**Stored records**
★ ★ ★
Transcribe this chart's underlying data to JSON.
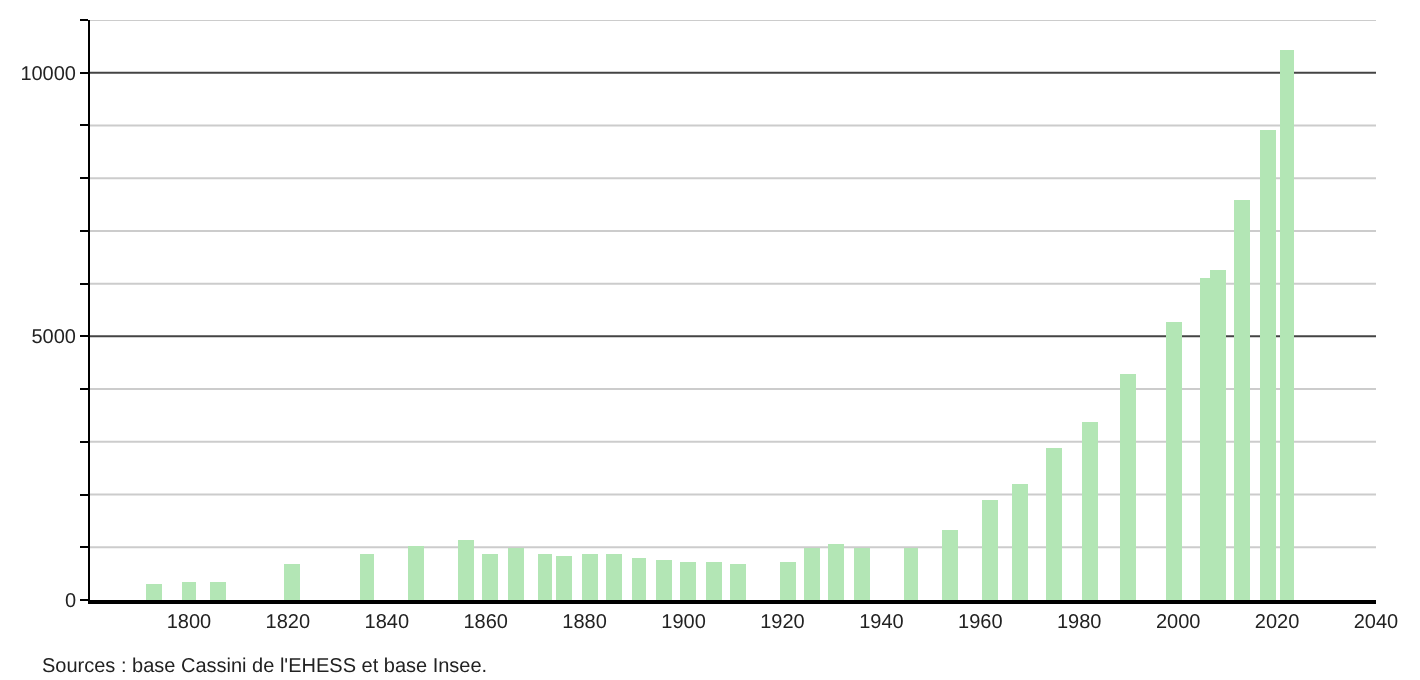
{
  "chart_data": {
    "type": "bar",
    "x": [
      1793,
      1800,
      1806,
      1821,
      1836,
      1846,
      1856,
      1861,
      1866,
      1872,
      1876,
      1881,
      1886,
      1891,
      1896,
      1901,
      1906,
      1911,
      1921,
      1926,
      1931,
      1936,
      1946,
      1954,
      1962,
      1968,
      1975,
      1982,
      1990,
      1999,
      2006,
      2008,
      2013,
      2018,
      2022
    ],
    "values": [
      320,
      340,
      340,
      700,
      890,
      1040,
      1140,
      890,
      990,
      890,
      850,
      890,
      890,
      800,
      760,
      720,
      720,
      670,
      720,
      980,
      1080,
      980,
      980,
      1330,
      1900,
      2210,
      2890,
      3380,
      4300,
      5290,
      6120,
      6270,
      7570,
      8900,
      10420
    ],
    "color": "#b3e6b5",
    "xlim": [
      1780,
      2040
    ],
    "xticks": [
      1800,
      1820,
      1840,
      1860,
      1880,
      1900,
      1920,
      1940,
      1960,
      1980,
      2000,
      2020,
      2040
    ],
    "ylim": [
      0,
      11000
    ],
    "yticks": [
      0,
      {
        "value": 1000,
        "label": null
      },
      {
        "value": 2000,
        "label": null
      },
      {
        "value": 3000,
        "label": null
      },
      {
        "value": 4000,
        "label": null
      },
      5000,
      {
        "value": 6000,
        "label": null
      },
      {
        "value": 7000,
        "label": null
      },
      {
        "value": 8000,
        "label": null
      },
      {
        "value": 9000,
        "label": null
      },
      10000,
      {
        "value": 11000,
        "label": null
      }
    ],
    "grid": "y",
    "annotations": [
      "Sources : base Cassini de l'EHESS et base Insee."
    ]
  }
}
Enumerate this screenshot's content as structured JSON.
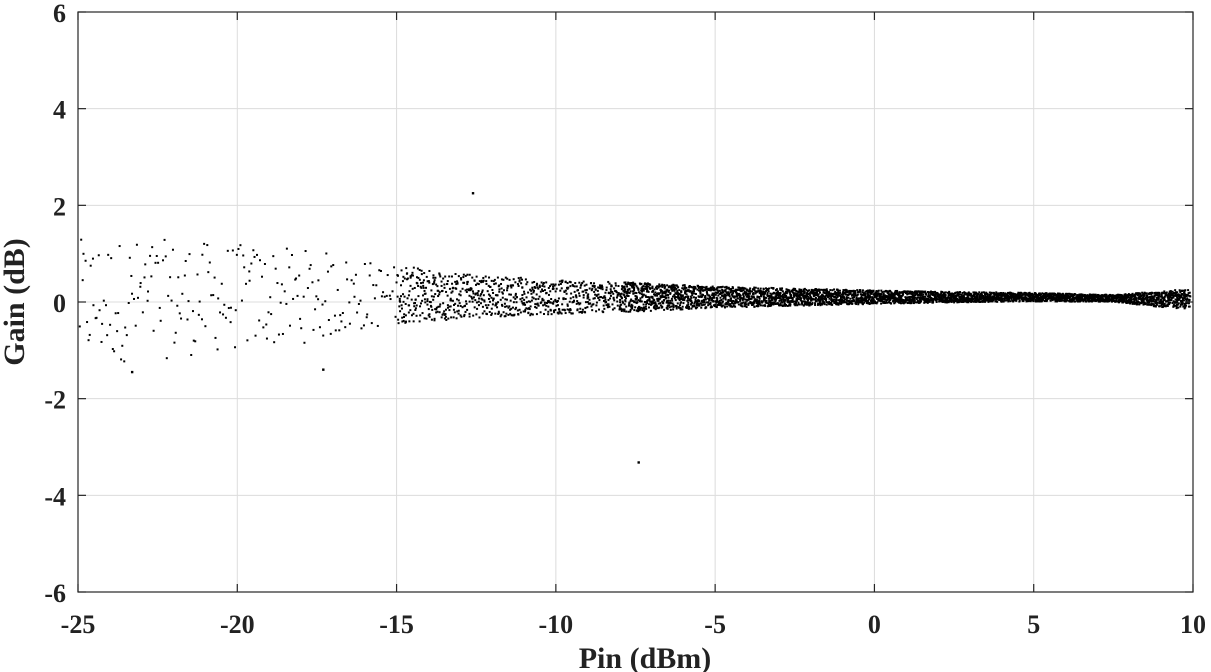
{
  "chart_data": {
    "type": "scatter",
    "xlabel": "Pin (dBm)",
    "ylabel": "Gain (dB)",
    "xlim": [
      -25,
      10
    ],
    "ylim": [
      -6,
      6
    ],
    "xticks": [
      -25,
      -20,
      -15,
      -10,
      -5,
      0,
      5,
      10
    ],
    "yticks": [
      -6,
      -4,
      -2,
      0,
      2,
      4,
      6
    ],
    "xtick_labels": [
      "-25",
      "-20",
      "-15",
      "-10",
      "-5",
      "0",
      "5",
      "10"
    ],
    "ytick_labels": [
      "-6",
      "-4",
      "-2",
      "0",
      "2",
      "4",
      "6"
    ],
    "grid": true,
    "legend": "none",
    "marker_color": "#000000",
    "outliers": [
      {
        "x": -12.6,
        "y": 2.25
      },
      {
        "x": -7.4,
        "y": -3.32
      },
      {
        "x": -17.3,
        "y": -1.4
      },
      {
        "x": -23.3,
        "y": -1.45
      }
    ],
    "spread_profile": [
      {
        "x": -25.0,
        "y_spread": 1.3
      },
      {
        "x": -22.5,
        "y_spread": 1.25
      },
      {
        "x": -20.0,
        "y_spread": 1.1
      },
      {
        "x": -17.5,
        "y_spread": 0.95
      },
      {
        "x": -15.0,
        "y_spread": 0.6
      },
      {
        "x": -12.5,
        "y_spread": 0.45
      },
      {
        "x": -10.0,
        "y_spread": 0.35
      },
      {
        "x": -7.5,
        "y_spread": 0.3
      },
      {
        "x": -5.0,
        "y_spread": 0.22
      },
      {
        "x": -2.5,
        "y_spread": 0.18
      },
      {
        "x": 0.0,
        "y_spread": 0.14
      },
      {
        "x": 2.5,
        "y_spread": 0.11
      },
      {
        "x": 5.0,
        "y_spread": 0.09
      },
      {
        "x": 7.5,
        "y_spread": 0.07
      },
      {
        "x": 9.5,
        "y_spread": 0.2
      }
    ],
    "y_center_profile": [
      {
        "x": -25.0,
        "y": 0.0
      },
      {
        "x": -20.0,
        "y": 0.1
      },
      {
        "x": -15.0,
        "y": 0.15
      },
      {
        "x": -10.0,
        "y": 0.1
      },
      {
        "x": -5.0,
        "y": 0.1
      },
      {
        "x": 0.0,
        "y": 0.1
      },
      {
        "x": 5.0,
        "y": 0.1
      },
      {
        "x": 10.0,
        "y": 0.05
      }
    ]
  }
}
★ ★ ★
**Challenge**
Pull every line containing the word "JSON" out of the material.

**The response**
Transcribe this chart's underlying data to JSON.
Enumerate this screenshot's content as structured JSON.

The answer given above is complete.